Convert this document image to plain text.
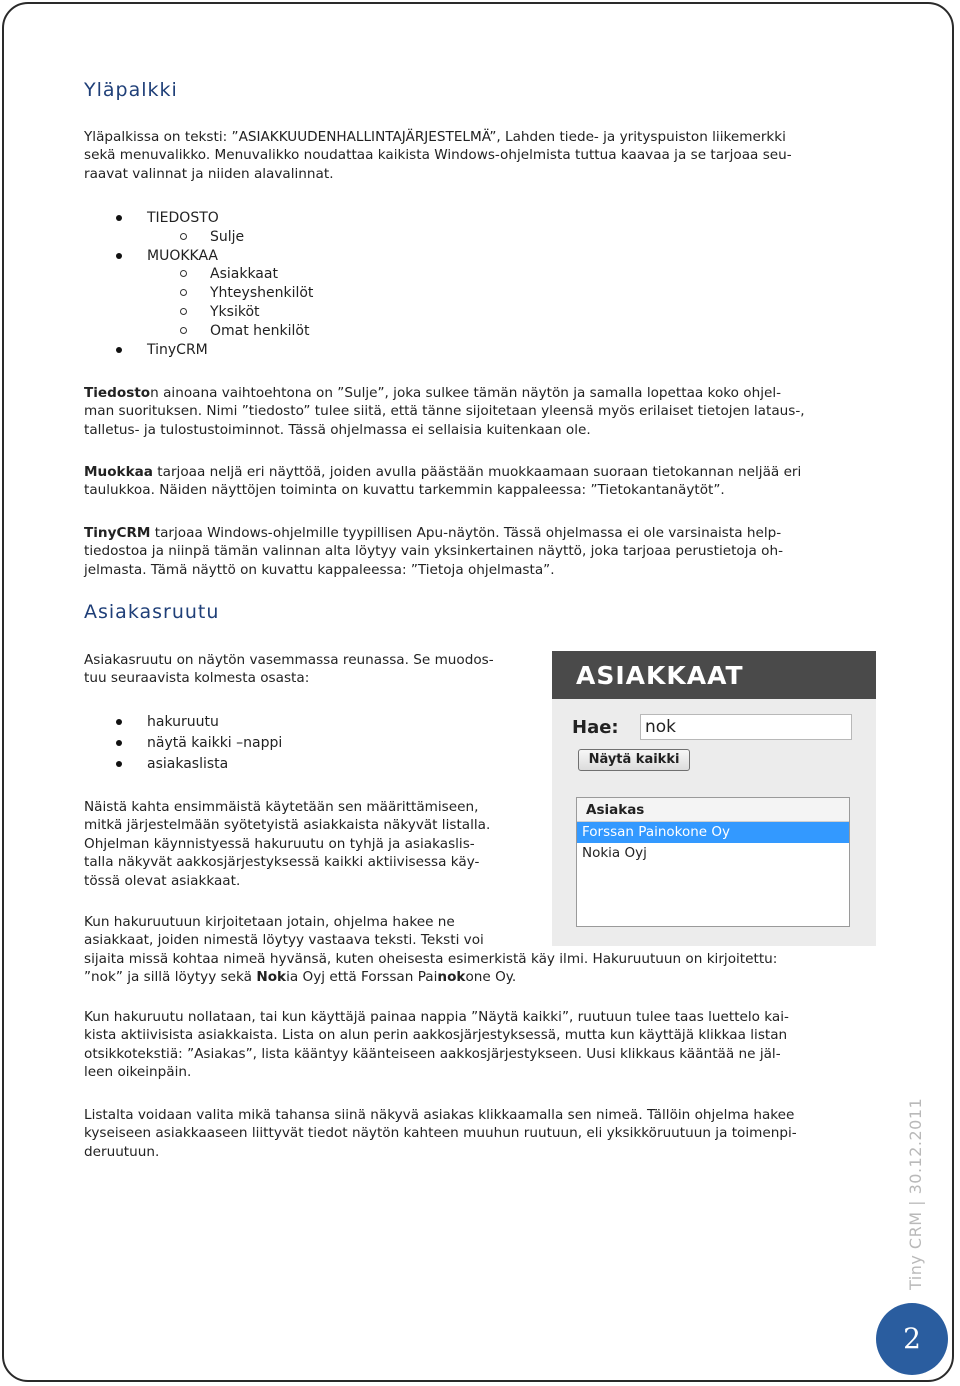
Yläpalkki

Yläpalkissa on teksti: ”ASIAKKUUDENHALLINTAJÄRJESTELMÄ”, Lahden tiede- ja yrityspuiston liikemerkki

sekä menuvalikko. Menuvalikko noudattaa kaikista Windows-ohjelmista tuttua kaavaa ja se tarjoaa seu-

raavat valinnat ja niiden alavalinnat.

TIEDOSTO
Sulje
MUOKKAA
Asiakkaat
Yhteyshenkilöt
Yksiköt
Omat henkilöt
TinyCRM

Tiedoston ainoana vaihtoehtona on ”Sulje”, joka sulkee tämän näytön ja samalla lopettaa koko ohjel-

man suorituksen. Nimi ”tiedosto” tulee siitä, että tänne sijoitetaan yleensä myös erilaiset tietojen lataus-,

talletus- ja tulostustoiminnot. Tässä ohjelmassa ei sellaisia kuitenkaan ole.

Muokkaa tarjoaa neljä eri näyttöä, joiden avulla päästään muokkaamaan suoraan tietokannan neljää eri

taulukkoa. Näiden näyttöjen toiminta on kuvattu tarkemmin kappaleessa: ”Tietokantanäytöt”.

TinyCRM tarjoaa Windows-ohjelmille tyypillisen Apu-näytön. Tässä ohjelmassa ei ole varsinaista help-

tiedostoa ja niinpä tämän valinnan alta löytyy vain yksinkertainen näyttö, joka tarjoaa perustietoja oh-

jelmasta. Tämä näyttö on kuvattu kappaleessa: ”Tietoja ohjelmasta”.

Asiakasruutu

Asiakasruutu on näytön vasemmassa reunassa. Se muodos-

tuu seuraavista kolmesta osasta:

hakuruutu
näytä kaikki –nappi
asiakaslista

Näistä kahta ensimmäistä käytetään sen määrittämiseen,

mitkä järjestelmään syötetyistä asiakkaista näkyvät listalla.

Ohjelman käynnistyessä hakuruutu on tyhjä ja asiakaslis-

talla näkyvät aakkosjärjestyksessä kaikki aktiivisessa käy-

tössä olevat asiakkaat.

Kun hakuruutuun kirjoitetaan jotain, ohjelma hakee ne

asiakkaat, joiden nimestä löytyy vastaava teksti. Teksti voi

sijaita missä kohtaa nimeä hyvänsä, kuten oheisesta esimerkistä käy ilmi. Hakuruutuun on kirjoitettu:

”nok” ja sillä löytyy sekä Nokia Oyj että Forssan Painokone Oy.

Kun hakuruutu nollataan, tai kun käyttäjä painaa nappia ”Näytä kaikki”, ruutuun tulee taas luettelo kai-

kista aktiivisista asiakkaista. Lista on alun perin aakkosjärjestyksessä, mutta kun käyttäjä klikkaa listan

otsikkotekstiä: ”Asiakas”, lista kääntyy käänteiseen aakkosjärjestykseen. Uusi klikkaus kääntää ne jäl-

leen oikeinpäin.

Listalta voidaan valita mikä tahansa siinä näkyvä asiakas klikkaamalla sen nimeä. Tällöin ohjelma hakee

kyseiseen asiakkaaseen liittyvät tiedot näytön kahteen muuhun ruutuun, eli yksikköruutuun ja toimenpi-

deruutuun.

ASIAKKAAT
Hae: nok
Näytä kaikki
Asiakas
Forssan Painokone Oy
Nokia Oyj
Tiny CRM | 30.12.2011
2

• • • • •

AIM OF THE TASK:
Find out how many lines in the listing contain the string "Asiakasruutu". Give the number alone.

RESPONSE:
2